Task:
Your task is to give the listing below back word for word, pictures excluded.

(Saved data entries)
########################################

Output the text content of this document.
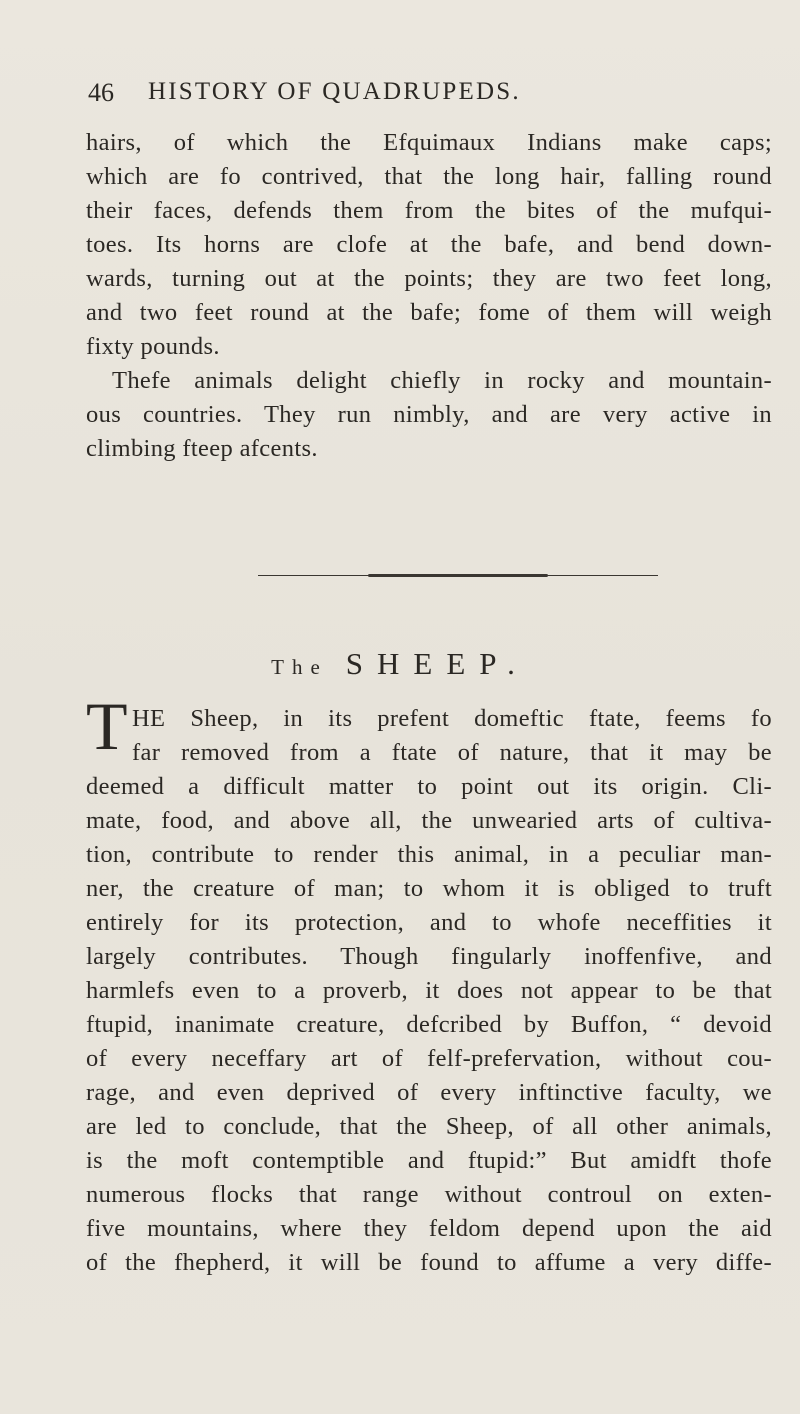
46 HISTORY OF QUADRUPEDS.
hairs, of which the Efquimaux Indians make caps;
which are fo contrived, that the long hair, falling round
their faces, defends them from the bites of the mufqui-
toes. Its horns are clofe at the bafe, and bend down-
wards, turning out at the points; they are two feet long,
and two feet round at the bafe; fome of them will weigh
fixty pounds.
Thefe animals delight chiefly in rocky and mountain-
ous countries. They run nimbly, and are very active in
climbing fteep afcents.
The SHEEP.
T HE Sheep, in its prefent domeftic ftate, feems fo
far removed from a ftate of nature, that it may be
deemed a difficult matter to point out its origin. Cli-
mate, food, and above all, the unwearied arts of cultiva-
tion, contribute to render this animal, in a peculiar man-
ner, the creature of man; to whom it is obliged to truft
entirely for its protection, and to whofe neceffities it
largely contributes. Though fingularly inoffenfive, and
harmlefs even to a proverb, it does not appear to be that
ftupid, inanimate creature, defcribed by Buffon, “ devoid
of every neceffary art of felf-prefervation, without cou-
rage, and even deprived of every inftinctive faculty, we
are led to conclude, that the Sheep, of all other animals,
is the moft contemptible and ftupid:” But amidft thofe
numerous flocks that range without controul on exten-
five mountains, where they feldom depend upon the aid
of the fhepherd, it will be found to affume a very diffe-
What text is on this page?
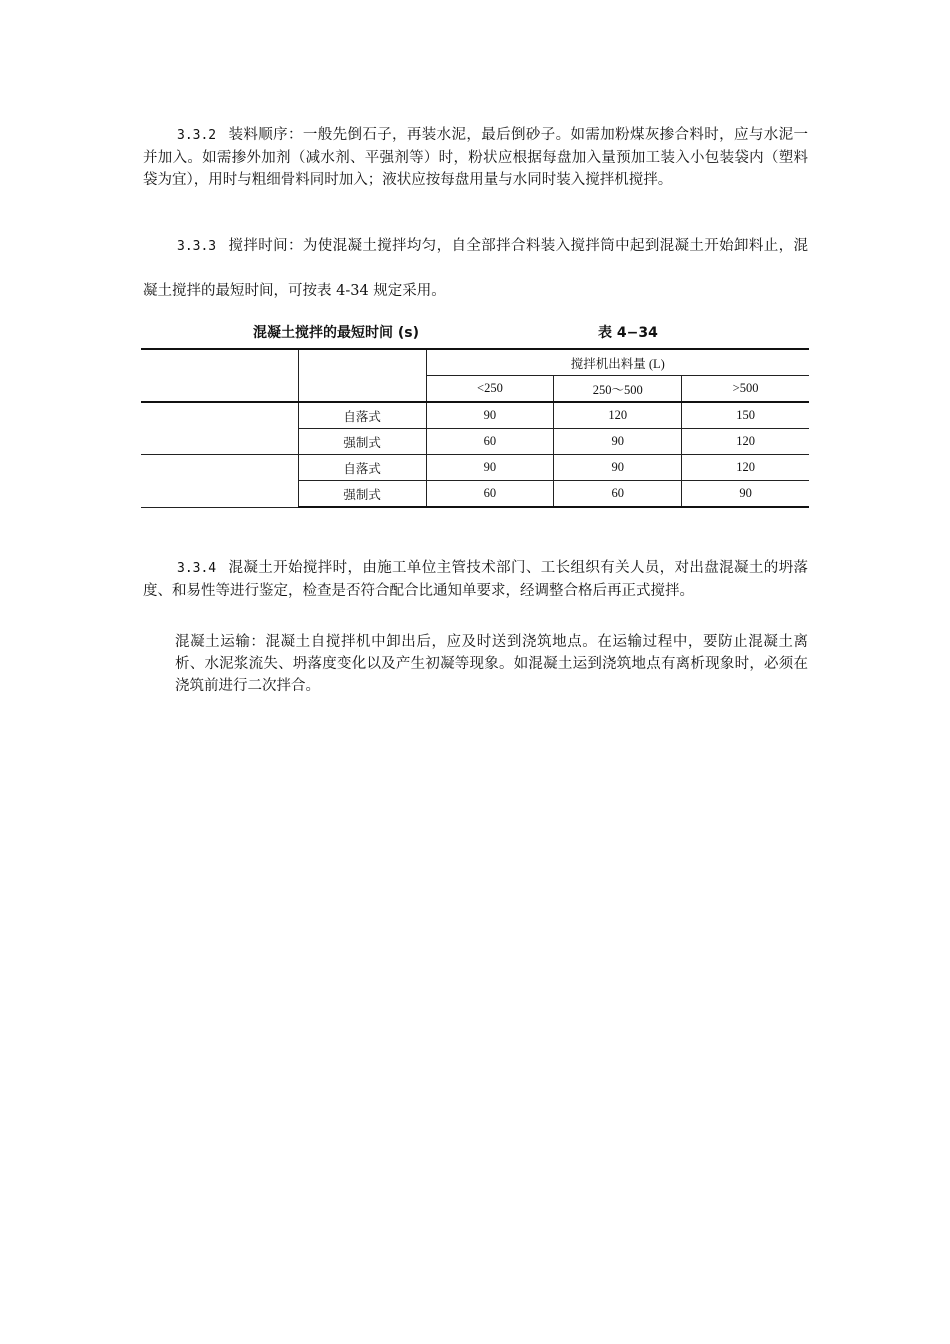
3.3.2 装料顺序：一般先倒石子，再装水泥，最后倒砂子。如需加粉煤灰掺合料时，应与水泥一并加入。如需掺外加剂（减水剂、平强剂等）时，粉状应根据每盘加入量预加工装入小包装袋内（塑料袋为宜），用时与粗细骨料同时加入；液状应按每盘用量与水同时装入搅拌机搅拌。

3.3.3 搅拌时间：为使混凝土搅拌均匀，自全部拌合料装入搅拌筒中起到混凝土开始卸料止，混凝土搅拌的最短时间，可按表 4-34 规定采用。

混凝土搅拌的最短时间 (s)	表 4−34
		搅拌机出料量 (L)		
		<250	250～500	>500
	自落式	90	120	150
	强制式	60	90	120
	自落式	90	90	120
	强制式	60	60	90

3.3.4 混凝土开始搅拌时，由施工单位主管技术部门、工长组织有关人员，对出盘混凝土的坍落度、和易性等进行鉴定，检查是否符合配合比通知单要求，经调整合格后再正式搅拌。

混凝土运输：混凝土自搅拌机中卸出后，应及时送到浇筑地点。在运输过程中，要防止混凝土离析、水泥浆流失、坍落度变化以及产生初凝等现象。如混凝土运到浇筑地点有离析现象时，必须在浇筑前进行二次拌合。
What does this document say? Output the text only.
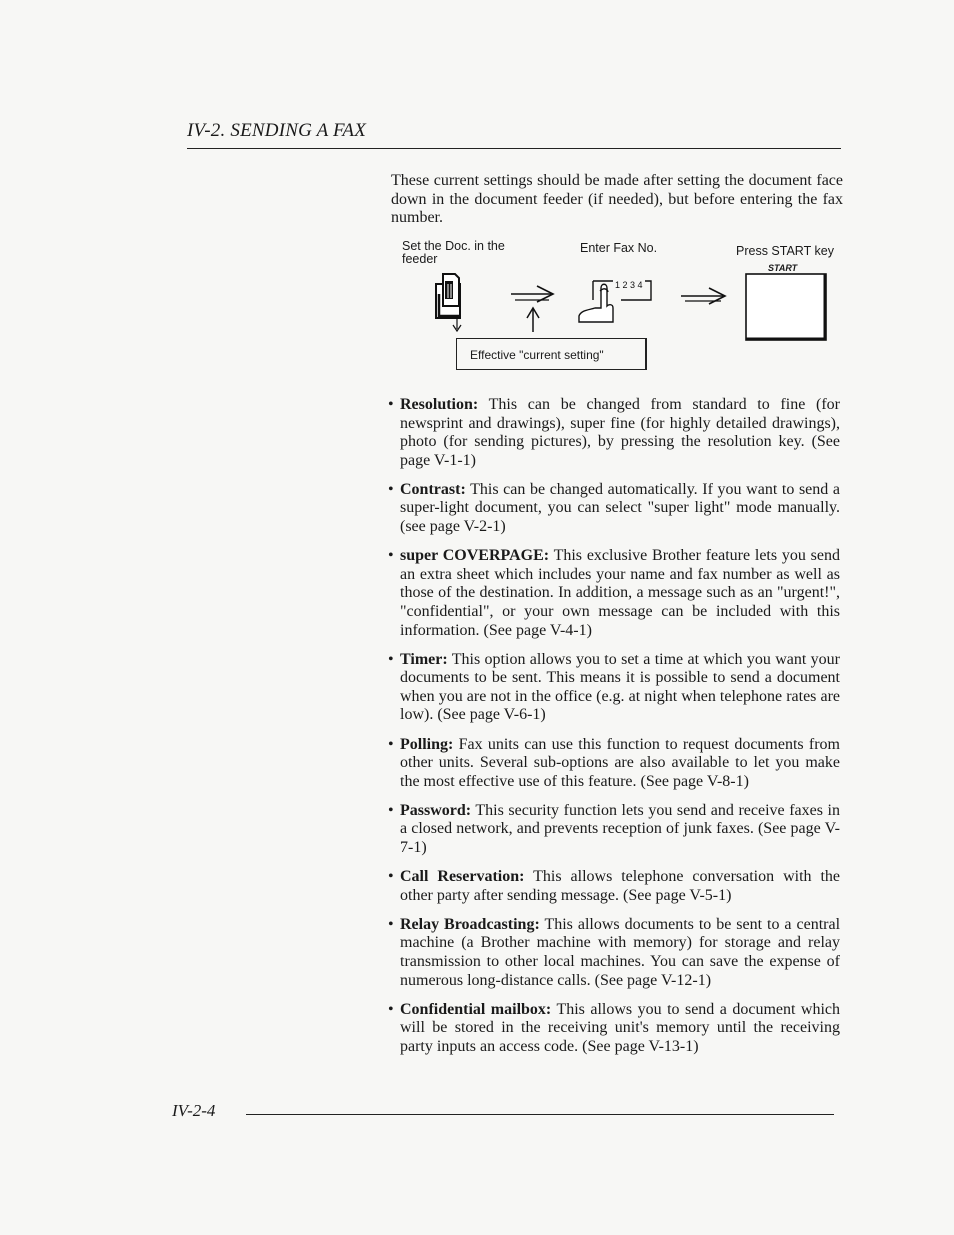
IV-2. SENDING A FAX
These current settings should be made after setting the document face down in the document feeder (if needed), but before entering the fax number.
Set the Doc. in the feeder
Enter Fax No.	Press START key
START
1 2 3 4
Effective "current setting"
• Resolution: This can be changed from standard to fine (for newsprint and drawings), super fine (for highly detailed drawings), photo (for sending pictures), by pressing the resolution key. (See page V-1-1)
• Contrast: This can be changed automatically. If you want to send a super-light document, you can select "super light" mode manually. (see page V-2-1)
• super COVERPAGE: This exclusive Brother feature lets you send an extra sheet which includes your name and fax number as well as those of the destination. In addition, a message such as an "urgent!", "confidential", or your own message can be included with this information. (See page V-4-1)
• Timer: This option allows you to set a time at which you want your documents to be sent. This means it is possible to send a document when you are not in the office (e.g. at night when telephone rates are low). (See page V-6-1)
• Polling: Fax units can use this function to request documents from other units. Several sub-options are also available to let you make the most effective use of this feature. (See page V-8-1)
• Password: This security function lets you send and receive faxes in a closed network, and prevents reception of junk faxes. (See page V-7-1)
• Call Reservation: This allows telephone conversation with the other party after sending message. (See page V-5-1)
• Relay Broadcasting: This allows documents to be sent to a central machine (a Brother machine with memory) for storage and relay transmission to other local machines. You can save the expense of numerous long-distance calls. (See page V-12-1)
• Confidential mailbox: This allows you to send a document which will be stored in the receiving unit's memory until the receiving party inputs an access code. (See page V-13-1)
IV-2-4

########################################

Solution:
Output the text content of this document.
46 HISTORY OF QUADRUPEDS.
hairs, of which the Efquimaux Indians make caps;
which are fo contrived, that the long hair, falling round
their faces, defends them from the bites of the mufqui-
toes. Its horns are clofe at the bafe, and bend down-
wards, turning out at the points; they are two feet long,
and two feet round at the bafe; fome of them will weigh
fixty pounds.
Thefe animals delight chiefly in rocky and mountain-
ous countries. They run nimbly, and are very active in
climbing fteep afcents.
The SHEEP.
T HE Sheep, in its prefent domeftic ftate, feems fo
far removed from a ftate of nature, that it may be
deemed a difficult matter to point out its origin. Cli-
mate, food, and above all, the unwearied arts of cultiva-
tion, contribute to render this animal, in a peculiar man-
ner, the creature of man; to whom it is obliged to truft
entirely for its protection, and to whofe neceffities it
largely contributes. Though fingularly inoffenfive, and
harmlefs even to a proverb, it does not appear to be that
ftupid, inanimate creature, defcribed by Buffon, “ devoid
of every neceffary art of felf-prefervation, without cou-
rage, and even deprived of every inftinctive faculty, we
are led to conclude, that the Sheep, of all other animals,
is the moft contemptible and ftupid:” But amidft thofe
numerous flocks that range without controul on exten-
five mountains, where they feldom depend upon the aid
of the fhepherd, it will be found to affume a very diffe-
What text is on this page?
3.3.2 装料顺序：一般先倒石子，再装水泥，最后倒砂子。如需加粉煤灰掺合料时，应与水泥一并加入。如需掺外加剂（减水剂、平强剂等）时，粉状应根据每盘加入量预加工装入小包装袋内（塑料袋为宜），用时与粗细骨料同时加入；液状应按每盘用量与水同时装入搅拌机搅拌。

3.3.3 搅拌时间：为使混凝土搅拌均匀，自全部拌合料装入搅拌筒中起到混凝土开始卸料止，混凝土搅拌的最短时间，可按表 4-34 规定采用。

混凝土搅拌的最短时间 (s)	表 4−34
		搅拌机出料量 (L)		
		<250	250～500	>500
	自落式	90	120	150
	强制式	60	90	120
	自落式	90	90	120
	强制式	60	60	90

3.3.4 混凝土开始搅拌时，由施工单位主管技术部门、工长组织有关人员，对出盘混凝土的坍落度、和易性等进行鉴定，检查是否符合配合比通知单要求，经调整合格后再正式搅拌。

混凝土运输：混凝土自搅拌机中卸出后，应及时送到浇筑地点。在运输过程中，要防止混凝土离析、水泥浆流失、坍落度变化以及产生初凝等现象。如混凝土运到浇筑地点有离析现象时，必须在浇筑前进行二次拌合。
What does this document say? Output the text only.
IV-2. SENDING A FAX
These current settings should be made after setting the document face down in the document feeder (if needed), but before entering the fax number.
Set the Doc. in the feeder
Enter Fax No.	Press START key
START
1 2 3 4
Effective "current setting"
• Resolution: This can be changed from standard to fine (for newsprint and drawings), super fine (for highly detailed drawings), photo (for sending pictures), by pressing the resolution key. (See page V-1-1)
• Contrast: This can be changed automatically. If you want to send a super-light document, you can select "super light" mode manually. (see page V-2-1)
• super COVERPAGE: This exclusive Brother feature lets you send an extra sheet which includes your name and fax number as well as those of the destination. In addition, a message such as an "urgent!", "confidential", or your own message can be included with this information. (See page V-4-1)
• Timer: This option allows you to set a time at which you want your documents to be sent. This means it is possible to send a document when you are not in the office (e.g. at night when telephone rates are low). (See page V-6-1)
• Polling: Fax units can use this function to request documents from other units. Several sub-options are also available to let you make the most effective use of this feature. (See page V-8-1)
• Password: This security function lets you send and receive faxes in a closed network, and prevents reception of junk faxes. (See page V-7-1)
• Call Reservation: This allows telephone conversation with the other party after sending message. (See page V-5-1)
• Relay Broadcasting: This allows documents to be sent to a central machine (a Brother machine with memory) for storage and relay transmission to other local machines. You can save the expense of numerous long-distance calls. (See page V-12-1)
• Confidential mailbox: This allows you to send a document which will be stored in the receiving unit's memory until the receiving party inputs an access code. (See page V-13-1)
IV-2-4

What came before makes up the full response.